* Start *
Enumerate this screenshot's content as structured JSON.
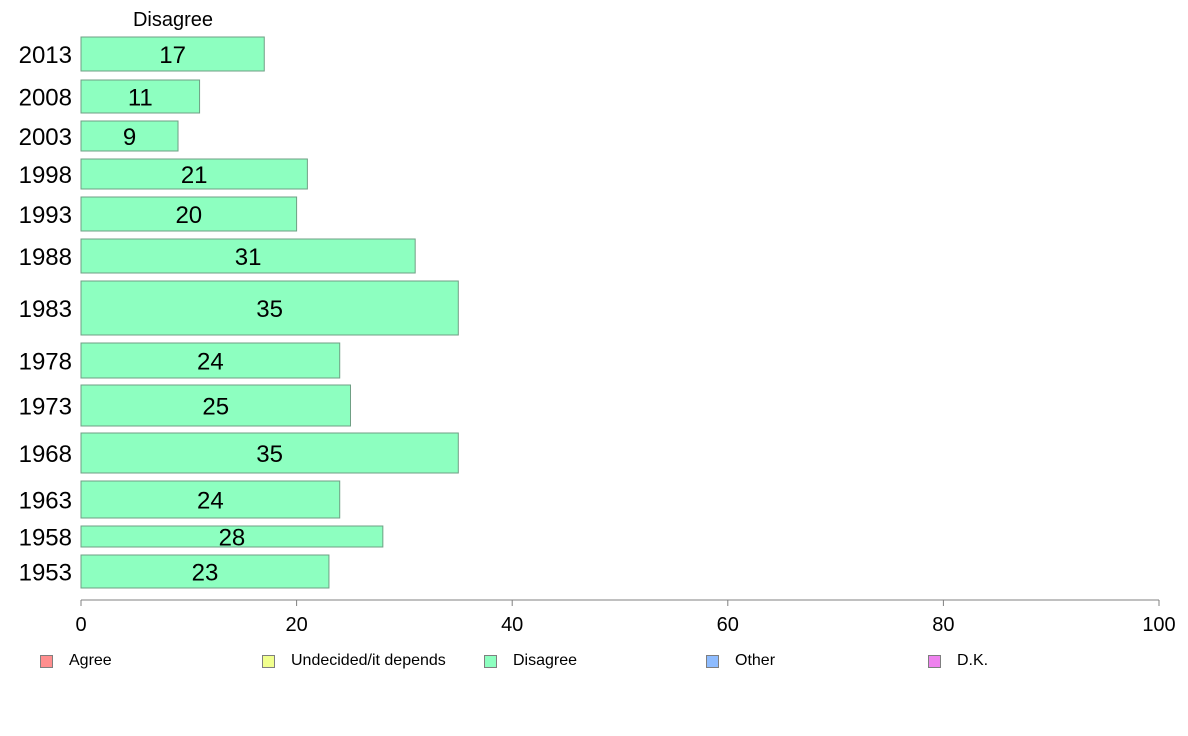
{
  "chart_data": {
    "type": "bar",
    "orientation": "horizontal",
    "title": "Disagree",
    "categories": [
      "2013",
      "2008",
      "2003",
      "1998",
      "1993",
      "1988",
      "1983",
      "1978",
      "1973",
      "1968",
      "1963",
      "1958",
      "1953"
    ],
    "series": [
      {
        "name": "Disagree",
        "color": "#8dffc0",
        "values": [
          17,
          11,
          9,
          21,
          20,
          31,
          35,
          24,
          25,
          35,
          24,
          28,
          23
        ]
      }
    ],
    "xlim": [
      0,
      100
    ],
    "xticks": [
      "0",
      "20",
      "40",
      "60",
      "80",
      "100"
    ],
    "grid": false,
    "legend_position": "bottom"
  },
  "legend": [
    {
      "label": "Agree",
      "color": "#ff8e8e"
    },
    {
      "label": "Undecided/it depends",
      "color": "#f1ff8e"
    },
    {
      "label": "Disagree",
      "color": "#8dffc0"
    },
    {
      "label": "Other",
      "color": "#8ebcff"
    },
    {
      "label": "D.K.",
      "color": "#ee82ee"
    }
  ]
}
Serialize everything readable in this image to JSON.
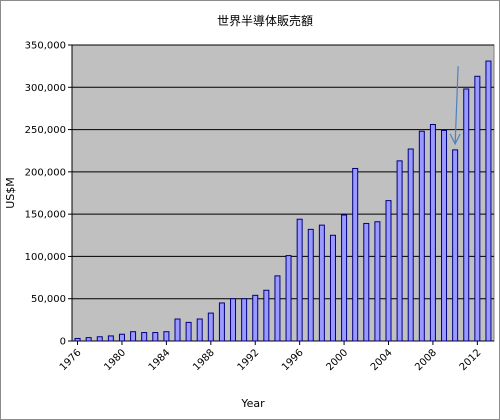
{
  "chart_data": {
    "type": "bar",
    "title": "世界半導体販売額",
    "xlabel": "Year",
    "ylabel": "US$M",
    "ylim": [
      0,
      350000
    ],
    "ytick_values": [
      0,
      50000,
      100000,
      150000,
      200000,
      250000,
      300000,
      350000
    ],
    "ytick_labels": [
      "0",
      "50,000",
      "100,000",
      "150,000",
      "200,000",
      "250,000",
      "300,000",
      "350,000"
    ],
    "x": [
      1976,
      1977,
      1978,
      1979,
      1980,
      1981,
      1982,
      1983,
      1984,
      1985,
      1986,
      1987,
      1988,
      1989,
      1990,
      1991,
      1992,
      1993,
      1994,
      1995,
      1996,
      1997,
      1998,
      1999,
      2000,
      2001,
      2002,
      2003,
      2004,
      2005,
      2006,
      2007,
      2008,
      2009,
      2010,
      2011,
      2012,
      2013
    ],
    "xtick_labels": [
      "1976",
      "1980",
      "1984",
      "1988",
      "1992",
      "1996",
      "2000",
      "2004",
      "2008",
      "2012"
    ],
    "values": [
      3000,
      4000,
      5000,
      6000,
      8000,
      11000,
      10000,
      10000,
      11000,
      26000,
      22000,
      26000,
      33000,
      45000,
      50000,
      50000,
      54000,
      60000,
      77000,
      101000,
      144000,
      132000,
      137000,
      125000,
      149000,
      204000,
      139000,
      141000,
      166000,
      213000,
      227000,
      248000,
      256000,
      249000,
      226000,
      298000,
      313000,
      331000
    ],
    "plot_background": "#c0c0c0",
    "bar_fill": "#9999ff",
    "bar_edge": "#000080",
    "grid": "horizontal",
    "annotation": "arrow pointing to 2010 bar",
    "annotation_color": "#4f81bd"
  }
}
* End *
What you will do:
Find each line that has the word "JSON", then copy it out.

Finished answer:
Enumerate this screenshot's content as structured JSON.
Serialize everything readable in this image to JSON.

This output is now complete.